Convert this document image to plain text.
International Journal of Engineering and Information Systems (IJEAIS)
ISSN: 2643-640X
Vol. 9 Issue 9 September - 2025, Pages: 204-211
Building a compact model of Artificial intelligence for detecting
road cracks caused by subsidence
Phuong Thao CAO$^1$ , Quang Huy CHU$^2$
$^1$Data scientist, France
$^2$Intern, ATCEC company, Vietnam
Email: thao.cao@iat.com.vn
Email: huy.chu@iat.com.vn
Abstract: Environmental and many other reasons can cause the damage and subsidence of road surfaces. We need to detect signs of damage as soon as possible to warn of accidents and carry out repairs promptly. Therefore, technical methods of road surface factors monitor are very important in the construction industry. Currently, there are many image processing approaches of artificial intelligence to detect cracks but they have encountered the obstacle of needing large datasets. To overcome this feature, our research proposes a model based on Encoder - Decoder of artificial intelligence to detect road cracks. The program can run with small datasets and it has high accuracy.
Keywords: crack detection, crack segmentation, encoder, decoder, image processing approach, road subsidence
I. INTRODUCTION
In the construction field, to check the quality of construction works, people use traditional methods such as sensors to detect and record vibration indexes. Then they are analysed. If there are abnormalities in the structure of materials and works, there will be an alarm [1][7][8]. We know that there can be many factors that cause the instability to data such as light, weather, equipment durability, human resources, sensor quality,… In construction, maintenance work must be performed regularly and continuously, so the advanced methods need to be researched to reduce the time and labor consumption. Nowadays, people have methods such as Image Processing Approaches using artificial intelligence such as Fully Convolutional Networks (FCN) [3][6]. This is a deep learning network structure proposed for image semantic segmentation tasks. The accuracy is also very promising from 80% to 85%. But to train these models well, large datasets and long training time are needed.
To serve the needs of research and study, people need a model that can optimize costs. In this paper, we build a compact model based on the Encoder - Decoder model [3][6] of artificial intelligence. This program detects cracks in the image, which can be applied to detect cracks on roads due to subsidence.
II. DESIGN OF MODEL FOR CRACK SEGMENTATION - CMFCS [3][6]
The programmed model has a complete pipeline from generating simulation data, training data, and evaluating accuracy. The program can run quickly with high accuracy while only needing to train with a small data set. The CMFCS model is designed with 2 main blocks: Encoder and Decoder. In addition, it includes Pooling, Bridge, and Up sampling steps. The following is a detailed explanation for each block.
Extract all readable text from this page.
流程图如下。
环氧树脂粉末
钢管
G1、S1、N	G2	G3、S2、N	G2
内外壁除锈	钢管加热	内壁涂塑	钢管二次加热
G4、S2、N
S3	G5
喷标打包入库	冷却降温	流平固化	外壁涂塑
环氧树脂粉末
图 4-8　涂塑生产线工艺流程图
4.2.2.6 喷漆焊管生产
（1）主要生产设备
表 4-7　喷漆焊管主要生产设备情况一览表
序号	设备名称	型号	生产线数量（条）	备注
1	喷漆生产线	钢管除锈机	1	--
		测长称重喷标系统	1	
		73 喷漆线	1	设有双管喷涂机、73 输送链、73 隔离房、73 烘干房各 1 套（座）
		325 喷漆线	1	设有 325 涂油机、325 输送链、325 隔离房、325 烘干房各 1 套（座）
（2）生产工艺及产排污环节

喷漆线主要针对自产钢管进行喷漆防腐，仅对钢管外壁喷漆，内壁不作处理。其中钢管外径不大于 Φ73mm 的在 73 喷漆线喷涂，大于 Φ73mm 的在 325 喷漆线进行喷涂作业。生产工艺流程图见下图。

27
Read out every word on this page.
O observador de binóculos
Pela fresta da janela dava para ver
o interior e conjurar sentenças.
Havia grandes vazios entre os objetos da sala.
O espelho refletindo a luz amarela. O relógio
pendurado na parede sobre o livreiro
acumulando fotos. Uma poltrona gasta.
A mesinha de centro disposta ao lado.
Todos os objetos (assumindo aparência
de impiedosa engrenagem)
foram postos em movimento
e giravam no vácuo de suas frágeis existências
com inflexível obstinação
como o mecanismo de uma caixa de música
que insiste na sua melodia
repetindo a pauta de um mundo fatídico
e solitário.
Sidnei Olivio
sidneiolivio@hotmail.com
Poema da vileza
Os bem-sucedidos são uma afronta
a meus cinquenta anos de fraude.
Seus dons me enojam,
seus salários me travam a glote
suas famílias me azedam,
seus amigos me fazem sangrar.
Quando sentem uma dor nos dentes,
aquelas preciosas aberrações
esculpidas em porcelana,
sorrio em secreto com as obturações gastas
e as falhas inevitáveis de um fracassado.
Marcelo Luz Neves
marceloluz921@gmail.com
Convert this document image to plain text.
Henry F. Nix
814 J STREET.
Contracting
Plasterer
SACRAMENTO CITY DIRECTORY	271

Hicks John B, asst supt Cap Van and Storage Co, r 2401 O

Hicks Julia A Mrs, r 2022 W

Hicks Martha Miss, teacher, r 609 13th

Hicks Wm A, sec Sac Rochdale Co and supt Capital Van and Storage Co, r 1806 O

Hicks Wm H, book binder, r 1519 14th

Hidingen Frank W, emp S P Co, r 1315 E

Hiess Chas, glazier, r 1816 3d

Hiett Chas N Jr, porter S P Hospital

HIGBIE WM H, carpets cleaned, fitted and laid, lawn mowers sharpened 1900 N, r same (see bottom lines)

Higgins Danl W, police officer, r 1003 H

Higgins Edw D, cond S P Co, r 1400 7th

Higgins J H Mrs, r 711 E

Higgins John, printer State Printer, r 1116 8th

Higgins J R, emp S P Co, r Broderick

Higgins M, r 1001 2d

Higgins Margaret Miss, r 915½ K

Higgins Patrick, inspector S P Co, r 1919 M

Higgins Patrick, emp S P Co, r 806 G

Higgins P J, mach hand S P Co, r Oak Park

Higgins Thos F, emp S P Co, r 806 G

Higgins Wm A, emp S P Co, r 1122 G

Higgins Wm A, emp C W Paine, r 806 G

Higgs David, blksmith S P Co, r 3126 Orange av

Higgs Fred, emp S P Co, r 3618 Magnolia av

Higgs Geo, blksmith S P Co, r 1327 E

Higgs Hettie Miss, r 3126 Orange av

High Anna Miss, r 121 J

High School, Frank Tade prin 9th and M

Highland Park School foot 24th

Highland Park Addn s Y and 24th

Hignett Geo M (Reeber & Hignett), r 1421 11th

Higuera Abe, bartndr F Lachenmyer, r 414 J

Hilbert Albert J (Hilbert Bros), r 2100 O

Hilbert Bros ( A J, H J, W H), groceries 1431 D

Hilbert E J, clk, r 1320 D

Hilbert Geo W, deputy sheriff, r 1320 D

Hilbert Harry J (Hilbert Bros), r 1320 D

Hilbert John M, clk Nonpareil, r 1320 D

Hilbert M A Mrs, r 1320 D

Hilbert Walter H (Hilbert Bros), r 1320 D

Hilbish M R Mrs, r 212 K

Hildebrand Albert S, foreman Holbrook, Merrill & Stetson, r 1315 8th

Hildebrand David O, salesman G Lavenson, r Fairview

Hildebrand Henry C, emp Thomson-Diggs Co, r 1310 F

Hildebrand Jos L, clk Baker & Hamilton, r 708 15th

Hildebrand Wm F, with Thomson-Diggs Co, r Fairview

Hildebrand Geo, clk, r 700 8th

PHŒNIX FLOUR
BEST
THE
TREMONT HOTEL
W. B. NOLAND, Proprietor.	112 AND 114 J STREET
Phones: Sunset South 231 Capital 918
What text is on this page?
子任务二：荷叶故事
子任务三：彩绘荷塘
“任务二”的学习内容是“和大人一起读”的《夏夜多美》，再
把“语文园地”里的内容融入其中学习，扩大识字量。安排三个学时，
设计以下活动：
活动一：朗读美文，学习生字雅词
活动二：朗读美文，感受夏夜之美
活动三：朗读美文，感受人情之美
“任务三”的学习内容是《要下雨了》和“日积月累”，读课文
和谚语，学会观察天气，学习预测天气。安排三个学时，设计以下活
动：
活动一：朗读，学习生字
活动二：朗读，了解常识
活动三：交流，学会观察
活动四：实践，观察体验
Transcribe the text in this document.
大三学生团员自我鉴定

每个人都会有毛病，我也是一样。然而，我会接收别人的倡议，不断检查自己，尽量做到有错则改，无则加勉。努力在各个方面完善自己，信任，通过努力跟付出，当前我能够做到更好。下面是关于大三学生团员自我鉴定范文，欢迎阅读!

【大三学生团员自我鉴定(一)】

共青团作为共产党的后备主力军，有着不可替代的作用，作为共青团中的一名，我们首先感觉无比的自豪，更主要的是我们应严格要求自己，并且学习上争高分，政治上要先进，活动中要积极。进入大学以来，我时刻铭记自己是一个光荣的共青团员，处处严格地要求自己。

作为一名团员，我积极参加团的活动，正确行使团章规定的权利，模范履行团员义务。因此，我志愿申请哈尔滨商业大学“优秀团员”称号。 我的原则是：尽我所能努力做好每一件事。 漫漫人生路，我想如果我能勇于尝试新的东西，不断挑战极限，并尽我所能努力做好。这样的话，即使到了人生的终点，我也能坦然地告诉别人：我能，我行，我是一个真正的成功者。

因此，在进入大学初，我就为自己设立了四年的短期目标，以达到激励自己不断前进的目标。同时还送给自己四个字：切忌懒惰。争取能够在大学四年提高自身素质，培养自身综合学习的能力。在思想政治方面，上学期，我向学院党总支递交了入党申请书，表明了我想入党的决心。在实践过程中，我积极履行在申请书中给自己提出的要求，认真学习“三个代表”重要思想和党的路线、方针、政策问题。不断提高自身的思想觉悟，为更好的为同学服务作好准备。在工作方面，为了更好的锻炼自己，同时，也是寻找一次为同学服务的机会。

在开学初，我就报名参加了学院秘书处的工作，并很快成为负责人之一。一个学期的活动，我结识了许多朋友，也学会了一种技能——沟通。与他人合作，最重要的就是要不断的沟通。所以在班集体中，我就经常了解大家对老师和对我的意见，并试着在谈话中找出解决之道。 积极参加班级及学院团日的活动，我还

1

···

WHAT TO DO >> Indicate how many lines of the material contain the string "Thomson", giving the number and nothing more.

OUTPUT FOR THIS EXERCISE >> 2